- EXERCISE OBJECTIVE: Bring together all lines of the material below that contain the string "Climate".
..........
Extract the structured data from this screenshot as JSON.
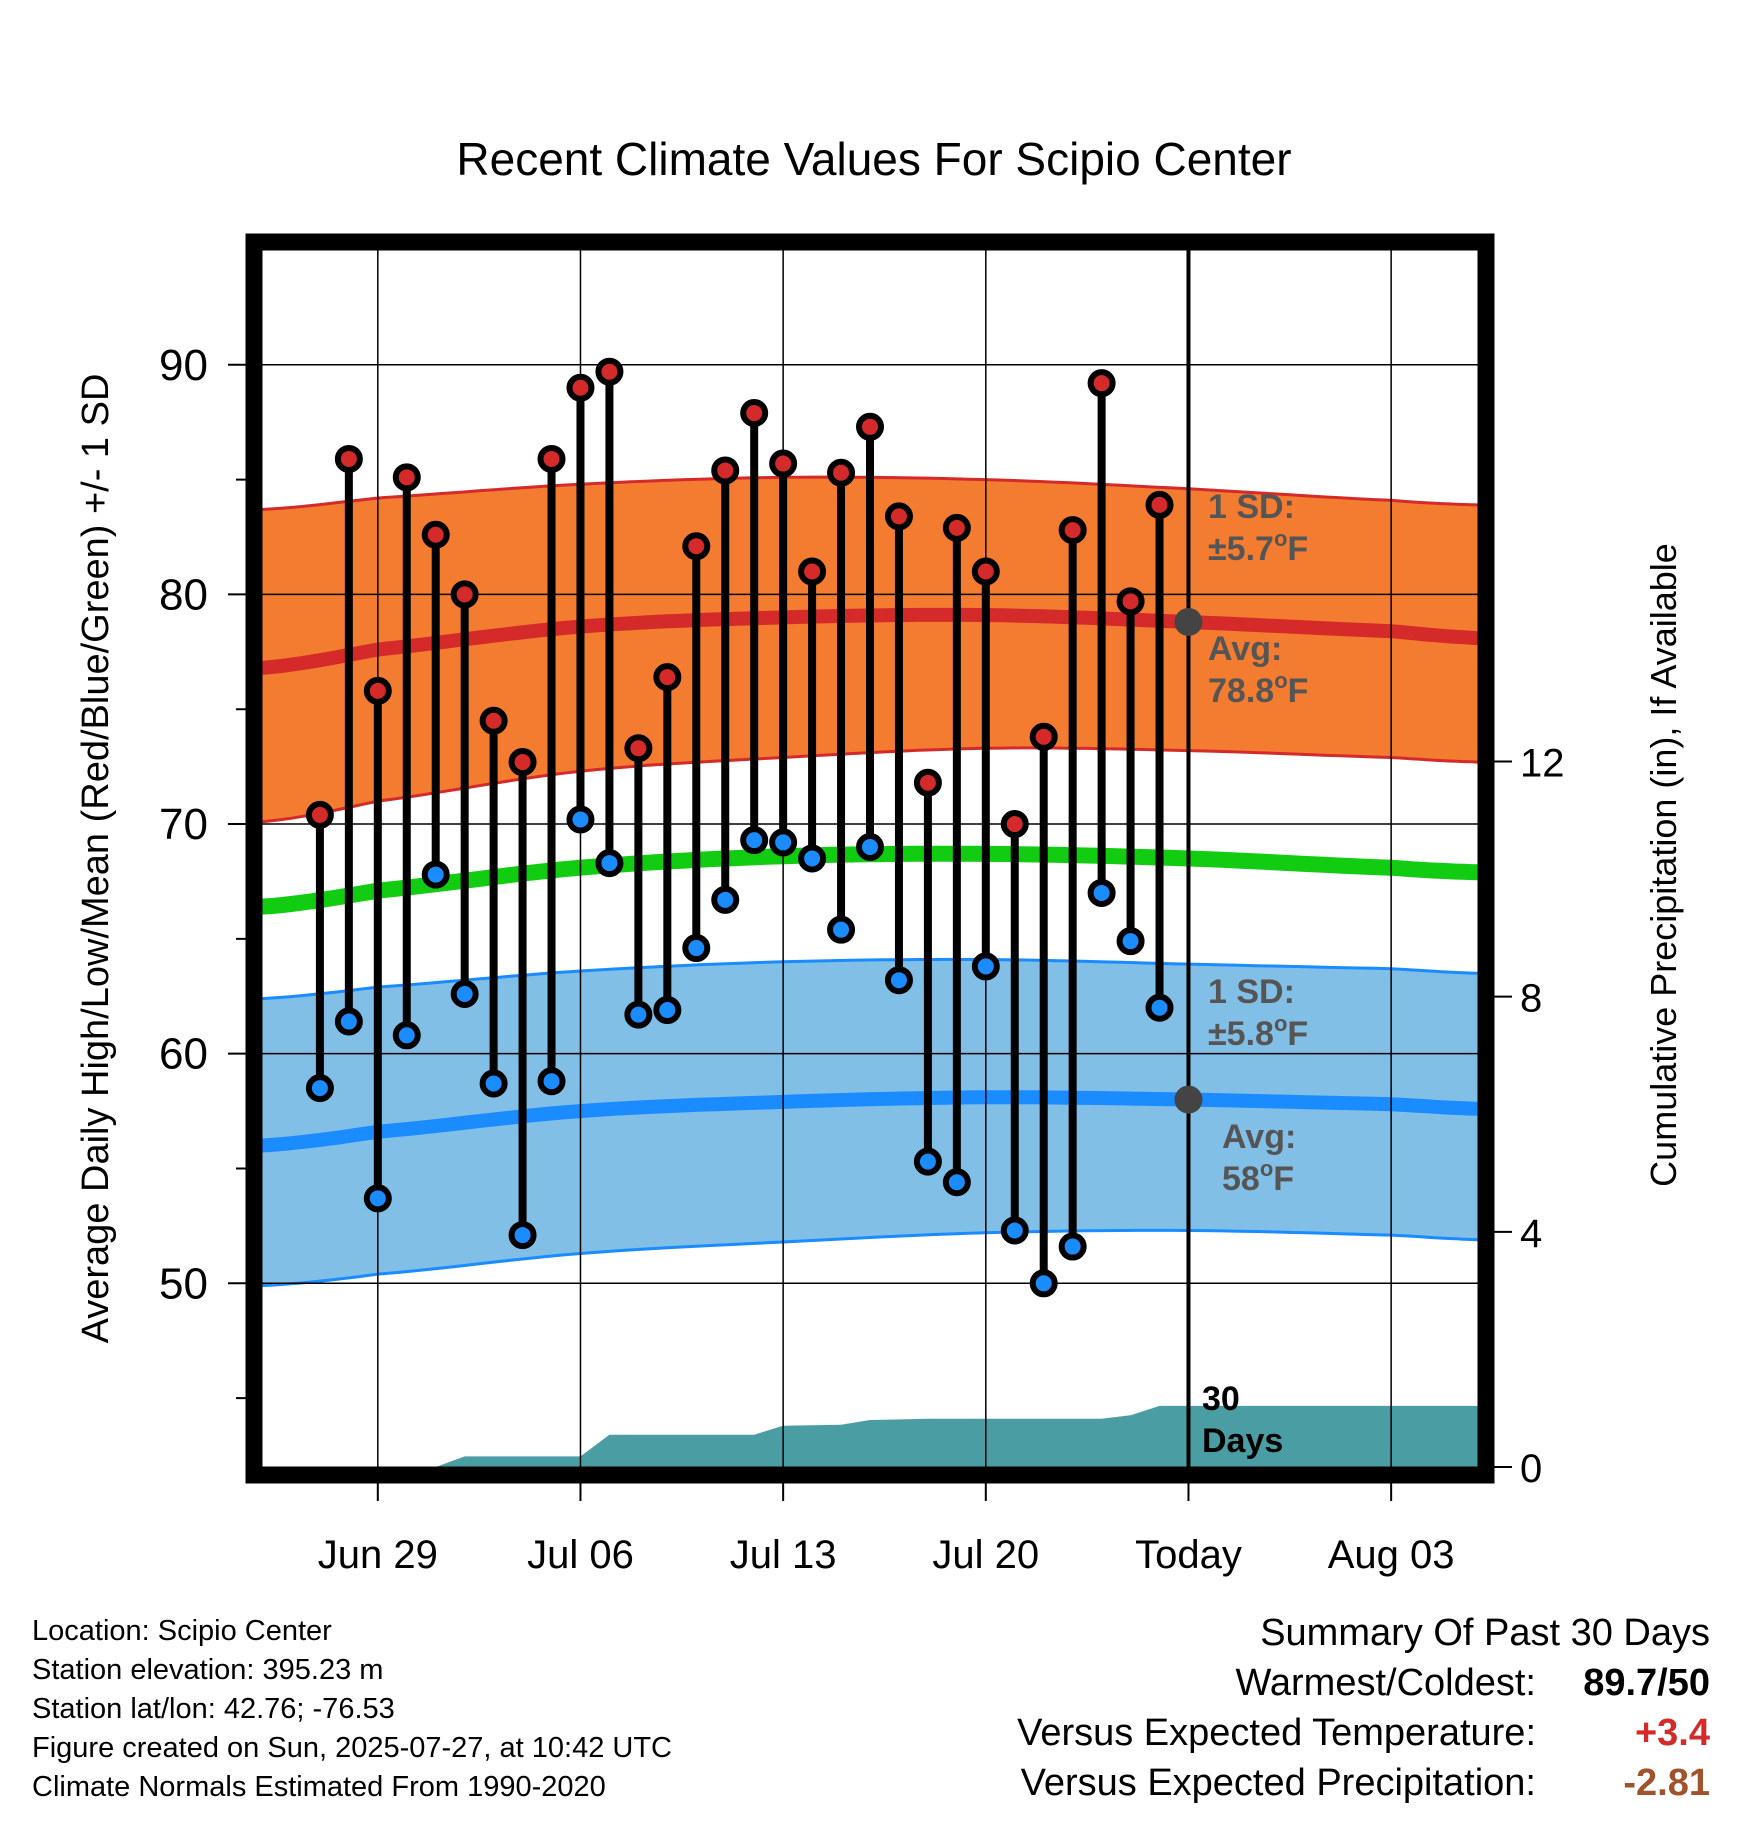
{
  "chart_data": {
    "type": "line",
    "title": "Recent Climate Values For Scipio Center",
    "xlabel": "Day",
    "ylabel_left": "Average Daily High/Low/Mean (Red/Blue/Green) +/- 1 SD",
    "ylabel_right": "Cumulative Precipitation (in), If Available",
    "xlim": [
      "2025-06-25",
      "2025-08-06"
    ],
    "ylim_left": [
      42,
      95
    ],
    "ylim_right": [
      0,
      20.7
    ],
    "y_ticks_left": [
      90,
      80,
      70,
      60,
      50
    ],
    "y_ticks_right": [
      12,
      8,
      4,
      0
    ],
    "x_ticks": [
      {
        "date": "2025-06-29",
        "label": "Jun 29"
      },
      {
        "date": "2025-07-06",
        "label": "Jul 06"
      },
      {
        "date": "2025-07-13",
        "label": "Jul 13"
      },
      {
        "date": "2025-07-20",
        "label": "Jul 20"
      },
      {
        "date": "2025-07-27",
        "label": "Today"
      },
      {
        "date": "2025-08-03",
        "label": "Aug 03"
      }
    ],
    "today": "2025-07-27",
    "normals": {
      "dates": [
        "2025-06-25",
        "2025-06-29",
        "2025-07-06",
        "2025-07-13",
        "2025-07-20",
        "2025-07-27",
        "2025-08-03",
        "2025-08-06"
      ],
      "high_avg": [
        76.8,
        77.6,
        78.6,
        79.0,
        79.1,
        78.8,
        78.4,
        78.1
      ],
      "high_upper": [
        83.7,
        84.2,
        84.8,
        85.1,
        85.0,
        84.6,
        84.1,
        83.9
      ],
      "high_lower": [
        70.1,
        71.0,
        72.3,
        72.9,
        73.3,
        73.2,
        72.9,
        72.7
      ],
      "mean_avg": [
        66.4,
        67.1,
        68.1,
        68.6,
        68.7,
        68.5,
        68.1,
        67.9
      ],
      "low_avg": [
        56.0,
        56.6,
        57.5,
        57.9,
        58.1,
        58.0,
        57.8,
        57.6
      ],
      "low_upper": [
        62.4,
        62.9,
        63.6,
        64.0,
        64.1,
        63.9,
        63.7,
        63.5
      ],
      "low_lower": [
        49.9,
        50.4,
        51.3,
        51.8,
        52.2,
        52.3,
        52.1,
        51.9
      ]
    },
    "daily": {
      "dates": [
        "2025-06-27",
        "2025-06-28",
        "2025-06-29",
        "2025-06-30",
        "2025-07-01",
        "2025-07-02",
        "2025-07-03",
        "2025-07-04",
        "2025-07-05",
        "2025-07-06",
        "2025-07-07",
        "2025-07-08",
        "2025-07-09",
        "2025-07-10",
        "2025-07-11",
        "2025-07-12",
        "2025-07-13",
        "2025-07-14",
        "2025-07-15",
        "2025-07-16",
        "2025-07-17",
        "2025-07-18",
        "2025-07-19",
        "2025-07-20",
        "2025-07-21",
        "2025-07-22",
        "2025-07-23",
        "2025-07-24",
        "2025-07-25",
        "2025-07-26"
      ],
      "highs": [
        70.4,
        85.9,
        75.8,
        85.1,
        82.6,
        80.0,
        74.5,
        72.7,
        85.9,
        89.0,
        89.7,
        73.3,
        76.4,
        82.1,
        85.4,
        87.9,
        85.7,
        81.0,
        85.3,
        87.3,
        83.4,
        71.8,
        82.9,
        81.0,
        70.0,
        73.8,
        82.8,
        89.2,
        79.7,
        83.9
      ],
      "lows": [
        58.5,
        61.4,
        53.7,
        60.8,
        67.8,
        62.6,
        58.7,
        52.1,
        58.8,
        70.2,
        68.3,
        61.7,
        61.9,
        64.6,
        66.7,
        69.3,
        69.2,
        68.5,
        65.4,
        69.0,
        63.2,
        55.3,
        54.4,
        63.8,
        52.3,
        50.0,
        51.6,
        67.0,
        64.9,
        62.0
      ]
    },
    "precip_cumulative": {
      "dates": [
        "2025-06-25",
        "2025-07-01",
        "2025-07-02",
        "2025-07-06",
        "2025-07-07",
        "2025-07-12",
        "2025-07-13",
        "2025-07-15",
        "2025-07-16",
        "2025-07-18",
        "2025-07-24",
        "2025-07-25",
        "2025-07-26",
        "2025-08-06"
      ],
      "values": [
        0.0,
        0.0,
        0.18,
        0.18,
        0.55,
        0.55,
        0.7,
        0.72,
        0.8,
        0.82,
        0.82,
        0.88,
        1.04,
        1.04
      ]
    },
    "annotations": {
      "high_sd": {
        "line1": "1 SD:",
        "line2": "±5.7",
        "unit": "F"
      },
      "high_avg": {
        "label": "Avg:",
        "value": "78.8",
        "unit": "F"
      },
      "low_sd": {
        "line1": "1 SD:",
        "line2": "±5.8",
        "unit": "F"
      },
      "low_avg": {
        "label": "Avg:",
        "value": "58",
        "unit": "F"
      },
      "precip_label": {
        "line1": "30",
        "line2": "Days"
      },
      "degree_symbol": "o"
    },
    "colors": {
      "high_band": "#f47c30",
      "high_line": "#d42a2a",
      "low_band": "#82bfe6",
      "low_line": "#1a8cff",
      "mean_line": "#11cc11",
      "precip_fill": "#4a9ea3",
      "high_marker": "#d42a2a",
      "low_marker": "#1a8cff",
      "annotation_text": "#555555"
    }
  },
  "footer": {
    "location": "Location: Scipio Center",
    "elevation": "Station elevation: 395.23 m",
    "latlon": "Station lat/lon: 42.76; -76.53",
    "created": "Figure created on Sun, 2025-07-27, at 10:42 UTC",
    "normals": "Climate Normals Estimated From 1990-2020"
  },
  "summary": {
    "title": "Summary Of Past 30 Days",
    "warm_cold_label": "Warmest/Coldest:",
    "warm_cold_value": "89.7/50",
    "temp_label": "Versus Expected Temperature:",
    "temp_value": "+3.4",
    "temp_color": "#d42a2a",
    "precip_label": "Versus Expected Precipitation:",
    "precip_value": "-2.81",
    "precip_color": "#a0522d"
  }
}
..........
- WRITTEN RESPONSE:
    "title": "Recent Climate Values For Scipio Center",
    "normals": "Climate Normals Estimated From 1990-2020"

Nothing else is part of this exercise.